Objective:
Pull out every line of the listing below where "Full" appears.
** start **
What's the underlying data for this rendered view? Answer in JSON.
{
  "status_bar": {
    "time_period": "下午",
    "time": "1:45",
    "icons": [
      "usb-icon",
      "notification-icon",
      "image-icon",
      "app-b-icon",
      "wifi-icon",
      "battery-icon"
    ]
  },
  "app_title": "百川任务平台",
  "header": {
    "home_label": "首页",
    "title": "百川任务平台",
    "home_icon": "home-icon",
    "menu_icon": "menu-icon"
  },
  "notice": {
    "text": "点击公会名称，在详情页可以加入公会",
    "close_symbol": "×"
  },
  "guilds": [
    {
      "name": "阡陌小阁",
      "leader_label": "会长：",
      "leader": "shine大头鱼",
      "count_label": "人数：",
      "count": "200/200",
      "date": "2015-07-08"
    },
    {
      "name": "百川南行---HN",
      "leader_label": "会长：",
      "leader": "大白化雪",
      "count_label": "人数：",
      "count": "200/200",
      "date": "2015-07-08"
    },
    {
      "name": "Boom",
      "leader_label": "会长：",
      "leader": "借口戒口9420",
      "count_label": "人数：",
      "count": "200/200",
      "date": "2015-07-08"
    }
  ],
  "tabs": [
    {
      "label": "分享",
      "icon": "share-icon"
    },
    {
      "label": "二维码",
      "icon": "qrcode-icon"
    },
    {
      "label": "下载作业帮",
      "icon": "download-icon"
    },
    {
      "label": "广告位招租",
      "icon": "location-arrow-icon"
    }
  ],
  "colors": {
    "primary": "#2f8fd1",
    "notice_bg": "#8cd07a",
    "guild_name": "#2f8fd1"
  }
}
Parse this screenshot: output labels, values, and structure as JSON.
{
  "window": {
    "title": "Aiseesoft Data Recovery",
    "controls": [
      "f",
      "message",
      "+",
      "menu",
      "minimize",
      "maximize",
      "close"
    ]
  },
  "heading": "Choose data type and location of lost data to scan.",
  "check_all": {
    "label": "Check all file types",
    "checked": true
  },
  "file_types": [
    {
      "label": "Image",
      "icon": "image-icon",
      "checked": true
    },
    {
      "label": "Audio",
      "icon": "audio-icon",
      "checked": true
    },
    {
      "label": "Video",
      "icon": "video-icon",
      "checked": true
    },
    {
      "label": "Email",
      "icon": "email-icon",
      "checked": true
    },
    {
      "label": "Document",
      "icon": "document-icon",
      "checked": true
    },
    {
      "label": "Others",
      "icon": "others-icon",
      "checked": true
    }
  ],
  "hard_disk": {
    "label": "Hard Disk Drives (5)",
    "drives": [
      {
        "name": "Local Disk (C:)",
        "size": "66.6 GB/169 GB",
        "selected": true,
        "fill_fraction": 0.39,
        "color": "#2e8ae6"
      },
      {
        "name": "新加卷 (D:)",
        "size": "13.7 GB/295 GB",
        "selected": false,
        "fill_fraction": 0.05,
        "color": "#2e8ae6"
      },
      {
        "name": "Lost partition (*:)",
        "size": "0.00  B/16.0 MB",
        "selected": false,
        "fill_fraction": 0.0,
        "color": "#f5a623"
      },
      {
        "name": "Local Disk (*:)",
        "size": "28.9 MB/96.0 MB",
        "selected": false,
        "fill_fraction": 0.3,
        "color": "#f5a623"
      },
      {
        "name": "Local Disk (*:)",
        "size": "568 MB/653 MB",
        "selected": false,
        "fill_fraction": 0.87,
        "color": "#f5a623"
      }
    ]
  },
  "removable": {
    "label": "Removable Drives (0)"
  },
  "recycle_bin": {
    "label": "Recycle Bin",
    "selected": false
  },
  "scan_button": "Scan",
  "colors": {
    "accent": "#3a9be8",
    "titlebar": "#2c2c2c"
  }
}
** end **
** start **
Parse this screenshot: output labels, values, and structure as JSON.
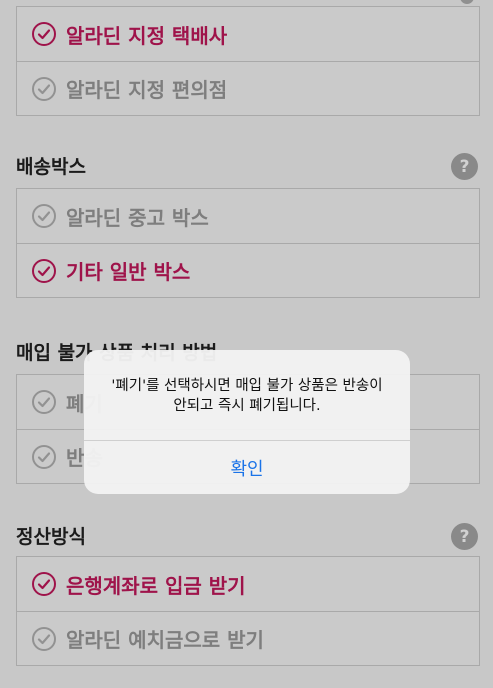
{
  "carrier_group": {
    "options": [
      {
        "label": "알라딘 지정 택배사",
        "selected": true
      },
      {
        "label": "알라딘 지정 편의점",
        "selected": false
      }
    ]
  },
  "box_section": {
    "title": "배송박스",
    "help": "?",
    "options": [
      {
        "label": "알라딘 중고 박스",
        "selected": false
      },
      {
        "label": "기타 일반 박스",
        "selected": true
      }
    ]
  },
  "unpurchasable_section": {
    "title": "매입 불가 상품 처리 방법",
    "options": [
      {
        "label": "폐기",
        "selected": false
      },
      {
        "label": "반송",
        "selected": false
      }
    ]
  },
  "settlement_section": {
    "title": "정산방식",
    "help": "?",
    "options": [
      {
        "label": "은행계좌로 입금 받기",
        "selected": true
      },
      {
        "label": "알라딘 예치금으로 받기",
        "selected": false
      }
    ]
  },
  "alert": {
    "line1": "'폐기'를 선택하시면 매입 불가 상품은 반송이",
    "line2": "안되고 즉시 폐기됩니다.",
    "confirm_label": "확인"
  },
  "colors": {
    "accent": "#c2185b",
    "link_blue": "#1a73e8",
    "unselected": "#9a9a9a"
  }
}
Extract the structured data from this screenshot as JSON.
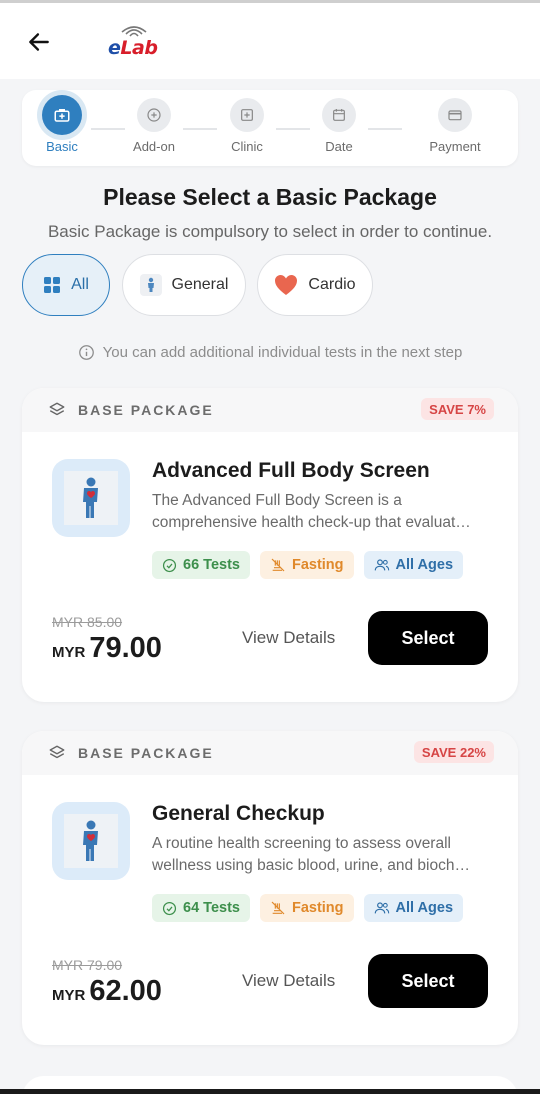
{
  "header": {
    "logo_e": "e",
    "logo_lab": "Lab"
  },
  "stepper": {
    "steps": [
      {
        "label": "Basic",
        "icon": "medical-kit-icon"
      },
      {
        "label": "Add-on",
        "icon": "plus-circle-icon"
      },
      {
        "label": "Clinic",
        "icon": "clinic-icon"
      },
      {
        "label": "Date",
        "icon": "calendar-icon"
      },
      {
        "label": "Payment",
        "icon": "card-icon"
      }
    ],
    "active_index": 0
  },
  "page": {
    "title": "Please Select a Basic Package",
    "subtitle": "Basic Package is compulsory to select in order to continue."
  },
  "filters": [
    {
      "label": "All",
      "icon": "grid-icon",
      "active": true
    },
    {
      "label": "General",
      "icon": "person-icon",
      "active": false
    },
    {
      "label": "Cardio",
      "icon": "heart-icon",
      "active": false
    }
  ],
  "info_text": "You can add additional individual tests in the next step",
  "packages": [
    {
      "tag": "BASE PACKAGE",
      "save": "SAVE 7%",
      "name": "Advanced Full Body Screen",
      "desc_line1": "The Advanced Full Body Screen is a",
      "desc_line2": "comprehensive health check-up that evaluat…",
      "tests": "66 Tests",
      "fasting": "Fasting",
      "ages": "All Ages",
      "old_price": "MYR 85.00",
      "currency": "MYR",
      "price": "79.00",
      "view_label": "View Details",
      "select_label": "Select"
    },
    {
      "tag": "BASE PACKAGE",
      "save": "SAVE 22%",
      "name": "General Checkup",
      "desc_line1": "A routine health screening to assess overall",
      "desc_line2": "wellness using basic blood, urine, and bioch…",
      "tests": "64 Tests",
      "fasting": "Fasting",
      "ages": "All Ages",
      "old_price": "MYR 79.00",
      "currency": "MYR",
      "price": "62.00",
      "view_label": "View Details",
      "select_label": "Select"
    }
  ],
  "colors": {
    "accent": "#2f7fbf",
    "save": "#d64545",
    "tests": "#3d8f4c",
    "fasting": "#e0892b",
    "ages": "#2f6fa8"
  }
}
** end **
Solved problem:
      "name": "Advanced Full Body Screen",
      "desc_line1": "The Advanced Full Body Screen is a",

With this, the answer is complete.